### Written problem 1
Could you rewrite the rows from the line with "point-sample bbox=[1317, 652, 1343, 678]" up to and including the line with "point-sample bbox=[915, 430, 941, 456]", switching "point-control" to "point-baseline" everywhere and leaving everything else unchanged? Return only those rows.
-=-=-=-=-
This distinction between being and not being aware of our awareness is so subtle that it escapes us almost the entire day. An urge to develop awareness of awareness is what keeps monks in isolated forest retreats for years. I'm certain that this capacity for awareness can be best fulfilled in an environment of ordinary work and relationships.
Is Conscious Awareness Supposed to Make Us Happy?
People love mindfulness when it pleases them. Paradoxically, most people go into fear, anger, doubt, or disappointment when they become consciously aware of a distressing thought or emotion. As a single man, it wasn't important that I dressed for a party in black slacks and a mild brown shirt. After I began living with my wife, Sophie, she'd exclaim, "No! No!" at such clothing choices. I felt abused. Although I was grateful for her astute criticism of my colors and styles, I suffered when I became mindful that my outfits were aesthetically lacking.
I meditated on this abused sense and unearthed a negative belief from childhood: trying to appear high-class attractive is not right because I'm not worthy of looking great. I dressed cleanly, at least, but not elegantly. Now that I'm aware of my dressing motivation derived from this childhood-based belief, I dress much better. I also appreciate—rather than loathe—Sophie's advice about my dressing habits.
-=-=-=-=-
### Written problem 2
Would you reproduce the passage on awareness of awareness word for word, in full?
-=-=-=-=-
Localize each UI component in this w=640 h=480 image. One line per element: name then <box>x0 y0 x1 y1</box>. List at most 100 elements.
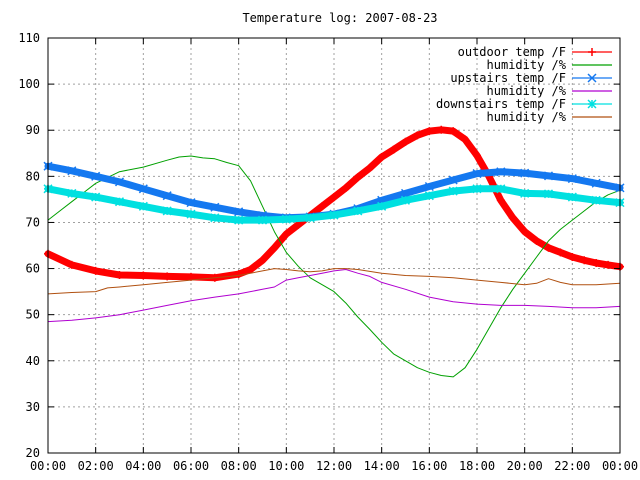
y-tick-label: 20 <box>26 446 40 460</box>
marker-stroke <box>114 177 125 187</box>
marker-stroke <box>234 215 244 225</box>
marker-stroke <box>210 202 220 212</box>
x-tick-label: 18:00 <box>459 459 495 473</box>
x-tick-label: 06:00 <box>173 459 209 473</box>
y-tick-label: 80 <box>26 169 40 183</box>
series-line-5 <box>47 268 621 295</box>
data-point <box>67 260 76 269</box>
data-point <box>114 177 125 187</box>
data-point <box>282 229 291 238</box>
x-tick-label: 16:00 <box>411 459 447 473</box>
y-tick-label: 30 <box>26 400 40 414</box>
data-point <box>353 173 362 182</box>
data-point <box>496 167 506 177</box>
marker-stroke <box>210 213 220 223</box>
data-point <box>270 243 279 252</box>
marker-stroke <box>543 189 554 199</box>
data-point <box>138 201 148 211</box>
y-tick-label: 70 <box>26 215 40 229</box>
marker-stroke <box>448 175 458 185</box>
x-tick-label: 10:00 <box>268 459 304 473</box>
chart-title: Temperature log: 2007-08-23 <box>242 11 437 25</box>
data-point <box>544 243 553 252</box>
data-point <box>591 178 601 188</box>
data-point <box>377 152 386 161</box>
marker-stroke <box>67 166 77 176</box>
data-point <box>567 174 577 184</box>
x-tick-label: 14:00 <box>364 459 400 473</box>
data-point <box>187 272 195 281</box>
data-point <box>520 168 530 178</box>
data-point <box>400 188 411 198</box>
data-point <box>472 169 482 179</box>
data-point <box>377 201 387 211</box>
data-point <box>329 210 339 220</box>
marker-stroke <box>257 215 268 225</box>
data-point <box>163 272 172 281</box>
marker-stroke <box>448 186 458 196</box>
data-point <box>246 265 255 274</box>
legend-label: humidity /% <box>487 110 567 124</box>
marker-stroke <box>114 197 125 207</box>
marker-stroke <box>400 195 411 205</box>
marker-stroke <box>67 188 77 198</box>
data-point <box>257 215 268 225</box>
data-point <box>592 259 601 268</box>
marker-stroke <box>162 191 172 201</box>
marker-stroke <box>587 99 597 109</box>
data-point <box>365 164 374 173</box>
marker-stroke <box>400 188 411 198</box>
legend-label: humidity /% <box>487 58 567 72</box>
marker-stroke <box>520 168 530 178</box>
data-point <box>424 191 434 201</box>
data-point <box>473 151 481 160</box>
data-point <box>543 171 554 181</box>
data-point <box>341 183 350 192</box>
marker-stroke <box>520 188 530 198</box>
marker-stroke <box>496 167 506 177</box>
data-point <box>330 193 338 202</box>
data-point <box>508 213 517 222</box>
marker-stroke <box>234 207 244 217</box>
data-point <box>162 206 172 216</box>
data-point <box>91 266 100 275</box>
marker-stroke <box>377 201 387 211</box>
data-point <box>604 260 613 269</box>
data-point <box>210 213 220 223</box>
data-point <box>67 188 77 198</box>
legend-label: outdoor temp /F <box>458 45 566 59</box>
grid <box>48 38 620 453</box>
y-tick-label: 110 <box>18 31 40 45</box>
marker-stroke <box>353 206 363 216</box>
data-point <box>520 188 530 198</box>
x-tick-label: 00:00 <box>602 459 638 473</box>
marker-stroke <box>186 198 196 208</box>
data-point <box>496 196 505 205</box>
marker-stroke <box>543 171 554 181</box>
data-point <box>186 209 196 219</box>
legend-marker <box>588 48 596 56</box>
data-point <box>543 189 554 199</box>
data-point <box>401 137 410 146</box>
legend-marker <box>587 73 597 83</box>
series-line-1 <box>47 155 621 378</box>
legend-label: downstairs temp /F <box>436 97 566 111</box>
marker-stroke <box>138 201 148 211</box>
data-point <box>139 271 148 280</box>
marker-stroke <box>138 184 148 194</box>
series-layer <box>43 125 625 378</box>
data-point <box>580 256 589 265</box>
marker-stroke <box>567 192 577 202</box>
data-point <box>318 202 327 211</box>
marker-stroke <box>329 210 339 220</box>
data-point <box>91 192 101 202</box>
marker-stroke <box>591 178 601 188</box>
data-point <box>91 171 101 181</box>
data-point <box>258 256 267 265</box>
data-point <box>210 202 220 212</box>
y-tick-label: 100 <box>18 77 40 91</box>
data-point <box>389 145 398 154</box>
data-point <box>294 220 303 229</box>
data-point <box>413 131 422 140</box>
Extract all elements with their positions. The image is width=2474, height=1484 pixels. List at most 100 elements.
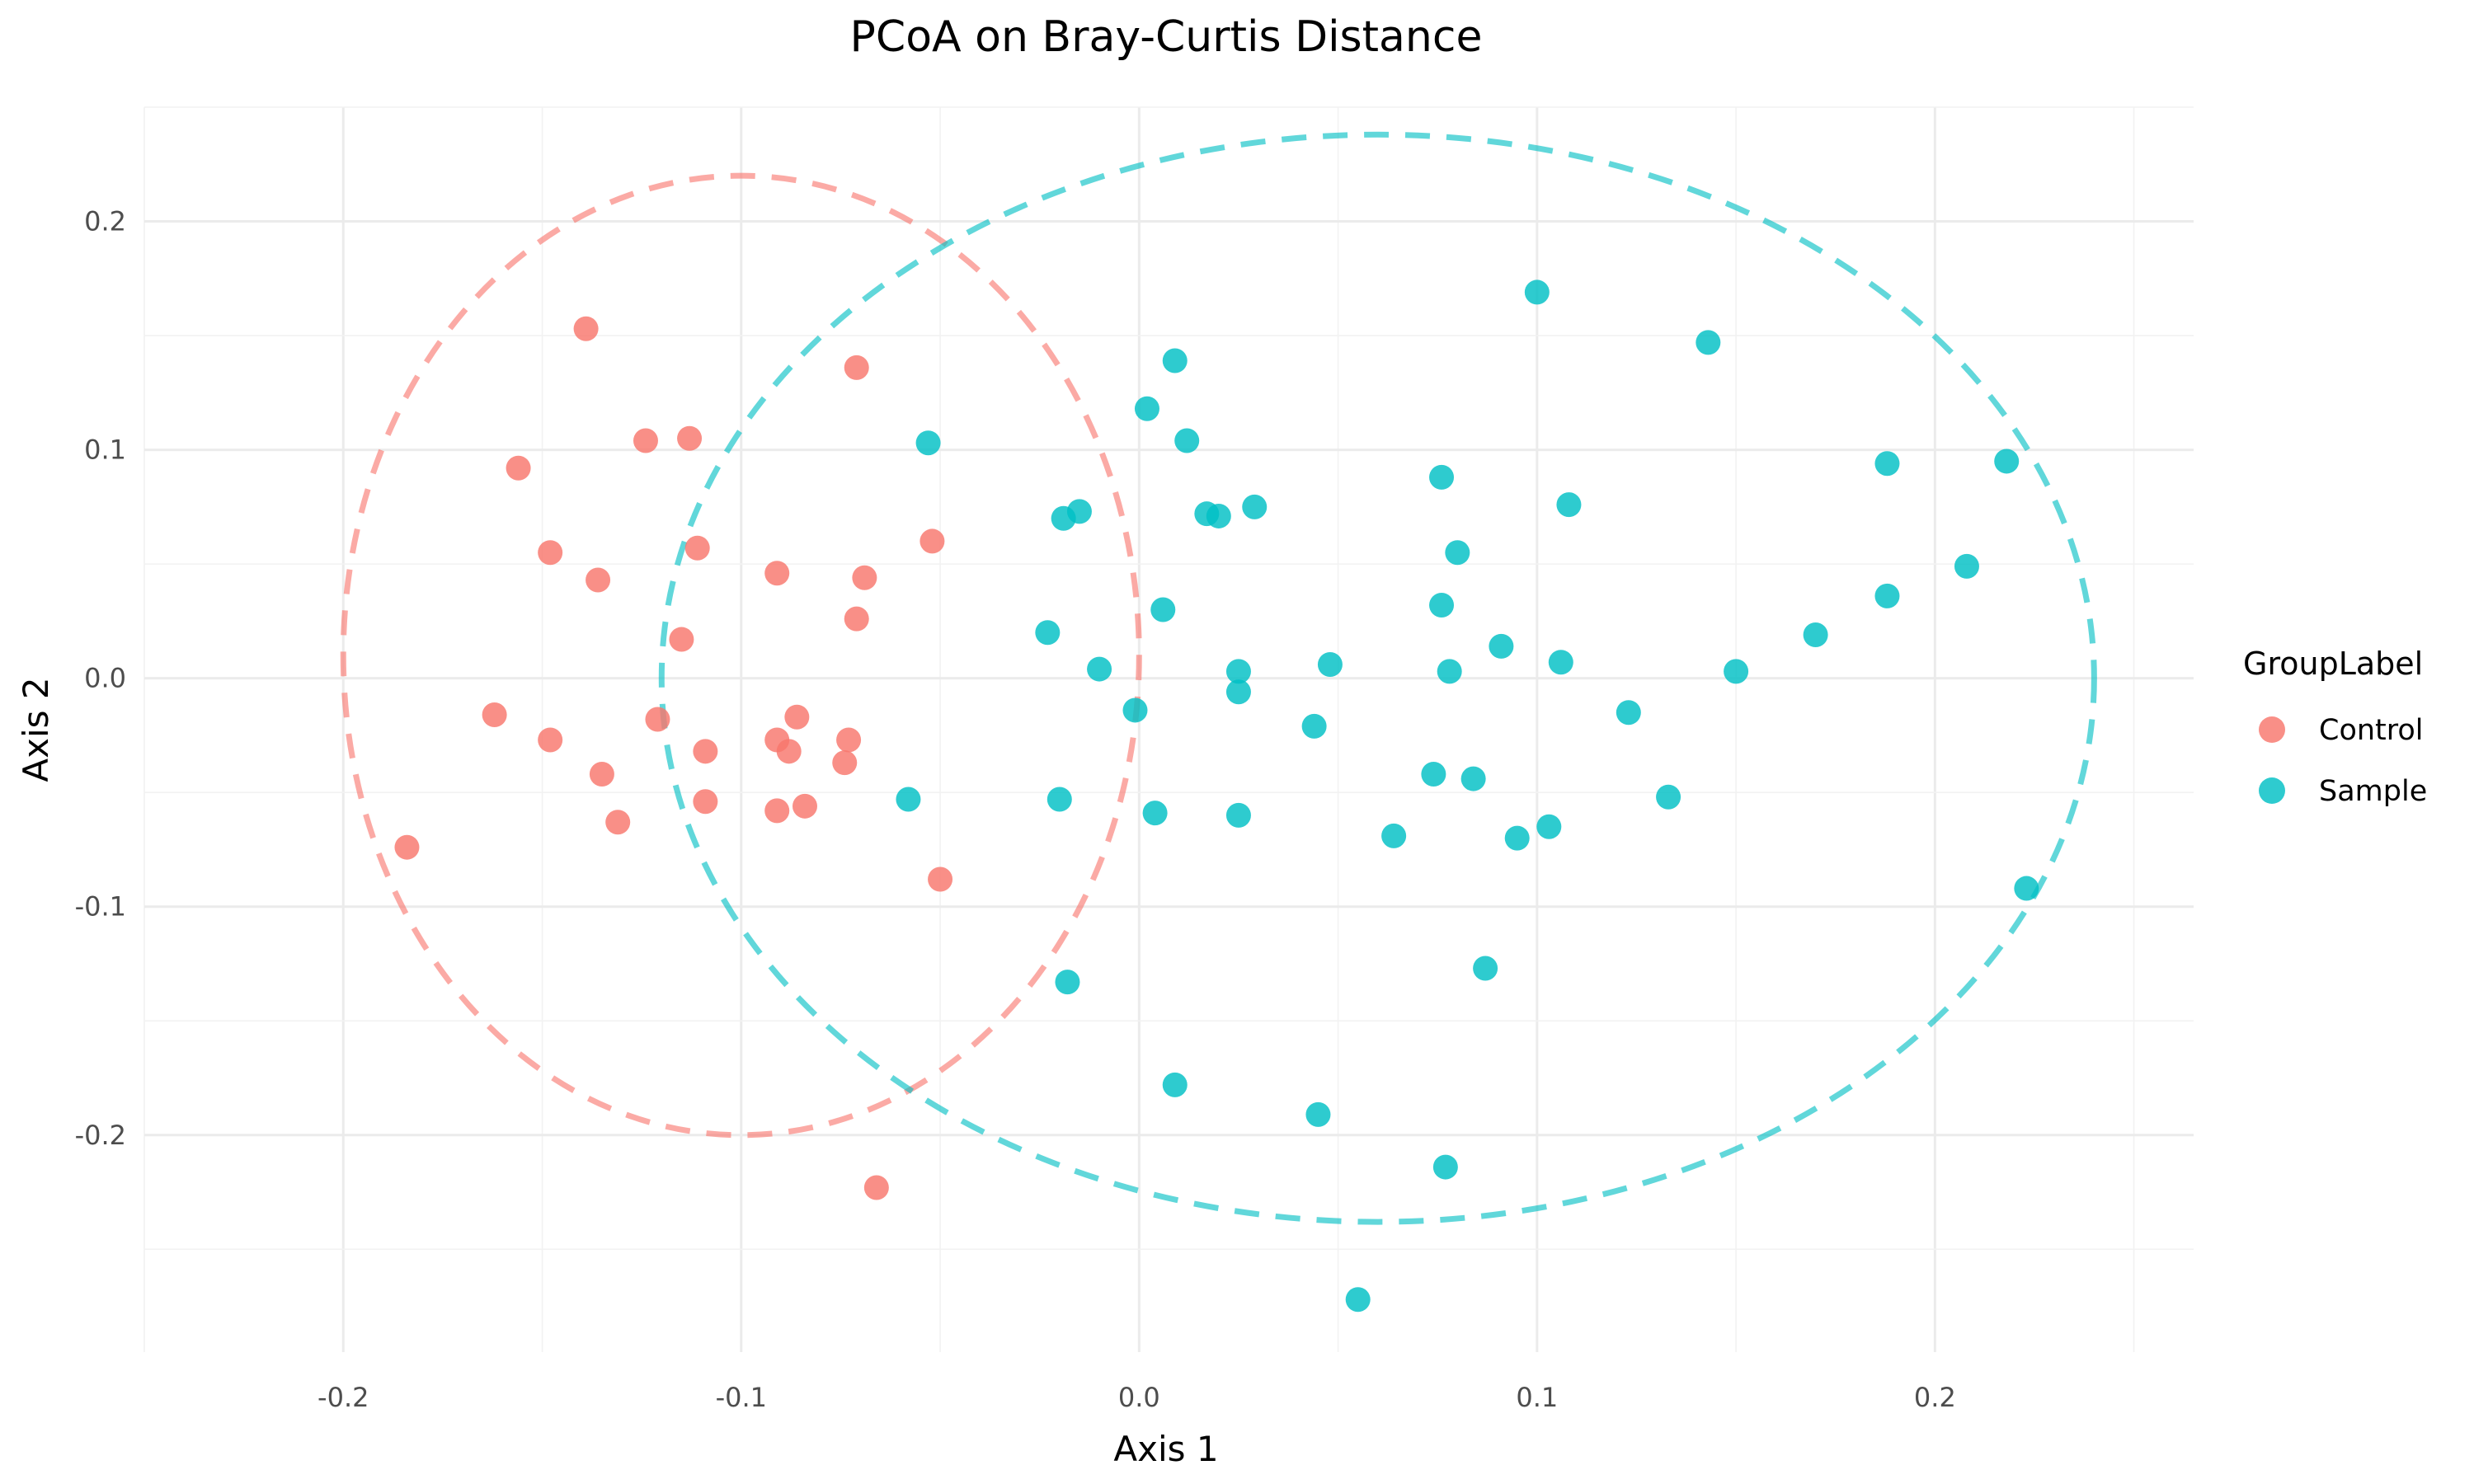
point-sample bbox=[1317, 652, 1343, 678]
x-axis-title: Axis 1 bbox=[1113, 1429, 1218, 1469]
point-sample bbox=[1134, 396, 1159, 421]
point-sample bbox=[1301, 713, 1327, 739]
point-sample bbox=[1174, 428, 1200, 453]
point-sample bbox=[1803, 622, 1828, 648]
point-control bbox=[844, 355, 869, 380]
legend-title: GroupLabel bbox=[2243, 646, 2423, 682]
point-sample bbox=[1142, 801, 1168, 826]
point-sample bbox=[1429, 593, 1455, 618]
point-control bbox=[764, 798, 790, 824]
point-sample bbox=[1051, 505, 1076, 531]
point-control bbox=[852, 565, 877, 590]
point-sample bbox=[1460, 766, 1486, 791]
y-tick-label: 0.0 bbox=[84, 663, 126, 694]
point-control bbox=[586, 567, 611, 593]
point-control bbox=[605, 810, 631, 835]
point-sample bbox=[1122, 697, 1148, 723]
point-sample bbox=[1225, 659, 1251, 684]
point-sample bbox=[1489, 633, 1514, 659]
point-control bbox=[482, 702, 507, 727]
point-control bbox=[764, 561, 790, 586]
y-axis-title: Axis 2 bbox=[16, 677, 56, 782]
point-control bbox=[863, 1175, 889, 1200]
point-sample bbox=[1305, 1101, 1331, 1127]
x-tick-label: 0.1 bbox=[1516, 1382, 1558, 1413]
point-control bbox=[836, 727, 862, 753]
x-tick-label: 0.2 bbox=[1914, 1382, 1956, 1413]
point-sample bbox=[1994, 448, 2020, 474]
legend-key-control bbox=[2259, 716, 2285, 743]
point-sample bbox=[1087, 656, 1112, 682]
point-sample bbox=[1047, 787, 1072, 812]
point-sample bbox=[1162, 348, 1188, 373]
point-sample bbox=[1536, 814, 1562, 839]
x-tick-label: 0.0 bbox=[1118, 1382, 1160, 1413]
point-sample bbox=[915, 430, 941, 456]
point-sample bbox=[2014, 876, 2039, 901]
point-control bbox=[669, 627, 694, 652]
y-tick-label: 0.1 bbox=[84, 434, 126, 466]
chart-title: PCoA on Bray-Curtis Distance bbox=[850, 12, 1483, 62]
point-sample bbox=[1437, 659, 1462, 684]
confidence-ellipses bbox=[340, 131, 2097, 1225]
point-sample bbox=[1473, 956, 1498, 981]
grid bbox=[143, 106, 2194, 1352]
point-control bbox=[844, 606, 869, 632]
point-sample bbox=[1724, 659, 1749, 684]
legend-label-control: Control bbox=[2319, 714, 2424, 747]
point-control bbox=[538, 540, 563, 566]
point-control bbox=[693, 739, 718, 764]
point-sample bbox=[1242, 494, 1268, 519]
point-control bbox=[394, 834, 420, 860]
point-sample bbox=[1548, 650, 1573, 675]
point-sample bbox=[1035, 620, 1061, 646]
point-sample bbox=[1432, 1154, 1458, 1180]
point-control bbox=[832, 750, 858, 776]
x-tick-label: -0.1 bbox=[716, 1382, 767, 1413]
y-tick-label: -0.1 bbox=[75, 891, 126, 923]
x-tick-label: -0.2 bbox=[317, 1382, 369, 1413]
point-control bbox=[645, 707, 670, 732]
point-sample bbox=[1225, 679, 1251, 705]
point-sample bbox=[1656, 784, 1681, 810]
legend-key-sample bbox=[2259, 777, 2285, 804]
legend-label-sample: Sample bbox=[2319, 775, 2427, 808]
point-sample bbox=[1150, 597, 1176, 622]
point-sample bbox=[1445, 540, 1470, 566]
point-sample bbox=[1381, 823, 1407, 848]
ellipse-control bbox=[340, 172, 1142, 1139]
point-sample bbox=[1954, 553, 1979, 579]
point-control bbox=[920, 528, 945, 554]
point-control bbox=[573, 316, 599, 341]
point-sample bbox=[1556, 492, 1582, 518]
point-control bbox=[633, 428, 658, 453]
point-sample bbox=[1055, 970, 1080, 995]
point-control bbox=[589, 762, 614, 787]
point-control bbox=[784, 704, 810, 730]
point-sample bbox=[896, 787, 921, 812]
point-sample bbox=[1206, 503, 1231, 528]
point-sample bbox=[1504, 825, 1530, 851]
legend: GroupLabel Control Sample bbox=[2243, 646, 2427, 808]
point-control bbox=[538, 727, 563, 753]
point-sample bbox=[1616, 700, 1641, 726]
point-sample bbox=[1874, 451, 1900, 477]
ellipse-sample bbox=[658, 131, 2097, 1225]
point-control bbox=[506, 455, 531, 481]
y-tick-label: 0.2 bbox=[84, 206, 126, 237]
point-sample bbox=[1696, 330, 1721, 355]
point-sample bbox=[1345, 1287, 1371, 1313]
point-control bbox=[928, 866, 953, 892]
x-tick-labels: -0.2 -0.1 0.0 0.1 0.2 bbox=[317, 1382, 1956, 1413]
point-control bbox=[776, 739, 802, 764]
point-control bbox=[792, 793, 817, 819]
point-sample bbox=[1524, 279, 1550, 305]
point-sample bbox=[1429, 464, 1455, 490]
point-control bbox=[677, 425, 703, 451]
point-sample bbox=[1421, 762, 1446, 787]
data-points bbox=[394, 279, 2039, 1313]
point-sample bbox=[1162, 1072, 1188, 1097]
y-tick-label: -0.2 bbox=[75, 1120, 126, 1151]
point-sample bbox=[1874, 583, 1900, 608]
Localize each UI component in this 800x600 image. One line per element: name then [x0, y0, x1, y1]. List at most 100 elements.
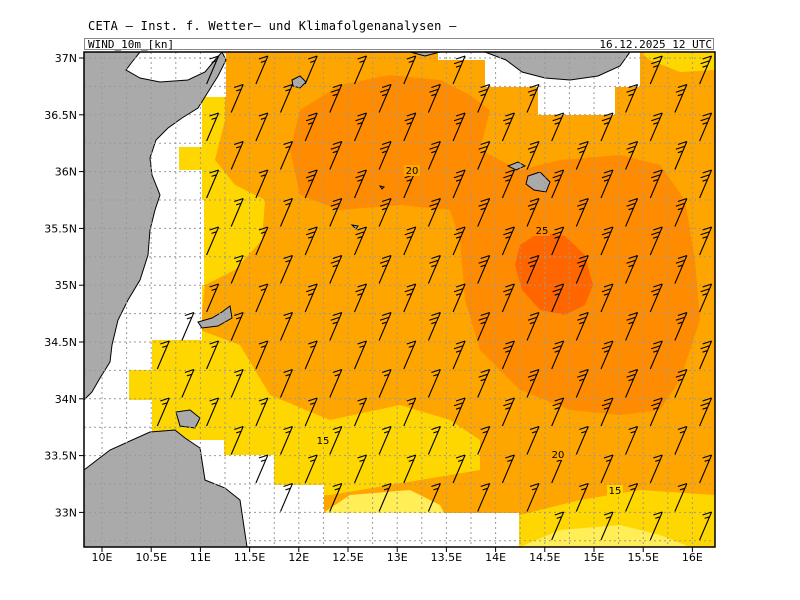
-=-=-=-=-
### Full answer 1
point-sample bbox=[1317, 652, 1343, 678]
x-axis-title: Axis 1 bbox=[1113, 1429, 1218, 1469]
point-sample bbox=[1134, 396, 1159, 421]
point-sample bbox=[1301, 713, 1327, 739]
point-sample bbox=[1174, 428, 1200, 453]
point-sample bbox=[1803, 622, 1828, 648]
point-baseline bbox=[844, 355, 869, 380]
legend-title: GroupLabel bbox=[2243, 646, 2423, 682]
point-sample bbox=[1142, 801, 1168, 826]
point-sample bbox=[1429, 593, 1455, 618]
point-baseline bbox=[764, 798, 790, 824]
point-sample bbox=[1051, 505, 1076, 531]
point-baseline bbox=[852, 565, 877, 590]
point-sample bbox=[1460, 766, 1486, 791]
y-tick-label: 0.0 bbox=[84, 663, 126, 694]
point-baseline bbox=[586, 567, 611, 593]
point-baseline bbox=[605, 810, 631, 835]
point-sample bbox=[1122, 697, 1148, 723]
point-sample bbox=[1225, 659, 1251, 684]
point-sample bbox=[1489, 633, 1514, 659]
point-baseline bbox=[482, 702, 507, 727]
point-baseline bbox=[764, 561, 790, 586]
y-axis-title: Axis 2 bbox=[16, 677, 56, 782]
point-baseline bbox=[863, 1175, 889, 1200]
point-sample bbox=[1305, 1101, 1331, 1127]
x-tick-label: 0.1 bbox=[1516, 1382, 1558, 1413]
point-baseline bbox=[836, 727, 862, 753]
x-tick-label: 0.2 bbox=[1914, 1382, 1956, 1413]
point-sample bbox=[1994, 448, 2020, 474]
legend-key-control bbox=[2259, 716, 2285, 743]
point-sample bbox=[1087, 656, 1112, 682]
point-sample bbox=[1047, 787, 1072, 812]
point-sample bbox=[1162, 348, 1188, 373]
point-sample bbox=[1536, 814, 1562, 839]
x-tick-label: 0.0 bbox=[1118, 1382, 1160, 1413]
point-sample bbox=[915, 430, 941, 456]

### Full answer 2
This distinction between being and not being aware of our awareness is so subtle that it escapes us almost the entire day. An urge to develop awareness of awareness is what keeps monks in isolated forest retreats for years. I'm certain that this capacity for awareness can be best fulfilled in an environment of ordinary work and relationships.
Is Conscious Awareness Supposed to Make Us Happy?
People love mindfulness when it pleases them. Paradoxically, most people go into fear, anger, doubt, or disappointment when they become consciously aware of a distressing thought or emotion. As a single man, it wasn't important that I dressed for a party in black slacks and a mild brown shirt. After I began living with my wife, Sophie, she'd exclaim, "No! No!" at such clothing choices. I felt abused. Although I was grateful for her astute criticism of my colors and styles, I suffered when I became mindful that my outfits were aesthetically lacking.
I meditated on this abused sense and unearthed a negative belief from childhood: trying to appear high-class attractive is not right because I'm not worthy of looking great. I dressed cleanly, at least, but not elegantly. Now that I'm aware of my dressing motivation derived from this childhood-based belief, I dress much better. I also appreciate—rather than loathe—Sophie's advice about my dressing habits.